■ Set problem ■
All records are to be retyped faithfully and completely.

■ Dataset rows ■
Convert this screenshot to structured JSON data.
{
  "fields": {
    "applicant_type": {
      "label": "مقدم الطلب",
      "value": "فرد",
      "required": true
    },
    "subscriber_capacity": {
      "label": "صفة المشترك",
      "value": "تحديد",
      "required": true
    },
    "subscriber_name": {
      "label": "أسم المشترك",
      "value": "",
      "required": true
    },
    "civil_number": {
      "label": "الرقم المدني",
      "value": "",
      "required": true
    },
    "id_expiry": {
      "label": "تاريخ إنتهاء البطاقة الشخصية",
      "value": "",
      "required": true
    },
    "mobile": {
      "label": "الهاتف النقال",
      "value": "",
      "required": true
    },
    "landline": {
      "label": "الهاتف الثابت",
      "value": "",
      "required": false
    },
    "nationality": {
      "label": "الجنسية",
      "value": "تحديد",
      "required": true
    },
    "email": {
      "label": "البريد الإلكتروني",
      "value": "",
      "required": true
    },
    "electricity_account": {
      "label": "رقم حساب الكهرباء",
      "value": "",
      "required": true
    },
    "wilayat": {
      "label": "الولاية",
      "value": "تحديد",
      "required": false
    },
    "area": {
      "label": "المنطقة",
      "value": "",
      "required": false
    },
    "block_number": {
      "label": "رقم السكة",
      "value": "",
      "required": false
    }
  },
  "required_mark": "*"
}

■ Response to the task ■
Convert this screenshot to structured JSON data.
{
  "fields": {
    "applicant_type": {
      "label": "مقدم الطلب",
      "value": "فرد",
      "required": true
    },
    "subscriber_capacity": {
      "label": "صفة المشترك",
      "value": "تحديد",
      "required": true
    },
    "subscriber_name": {
      "label": "أسم المشترك",
      "value": "",
      "required": true
    },
    "civil_number": {
      "label": "الرقم المدني",
      "value": "",
      "required": true
    },
    "id_expiry": {
      "label": "تاريخ إنتهاء البطاقة الشخصية",
      "value": "",
      "required": true
    },
    "mobile": {
      "label": "الهاتف النقال",
      "value": "",
      "required": true
    },
    "landline": {
      "label": "الهاتف الثابت",
      "value": "",
      "required": false
    },
    "nationality": {
      "label": "الجنسية",
      "value": "تحديد",
      "required": true
    },
    "email": {
      "label": "البريد الإلكتروني",
      "value": "",
      "required": true
    },
    "electricity_account": {
      "label": "رقم حساب الكهرباء",
      "value": "",
      "required": true
    },
    "wilayat": {
      "label": "الولاية",
      "value": "تحديد",
      "required": false
    },
    "area": {
      "label": "المنطقة",
      "value": "",
      "required": false
    },
    "block_number": {
      "label": "رقم السكة",
      "value": "",
      "required": false
    }
  },
  "required_mark": "*"
}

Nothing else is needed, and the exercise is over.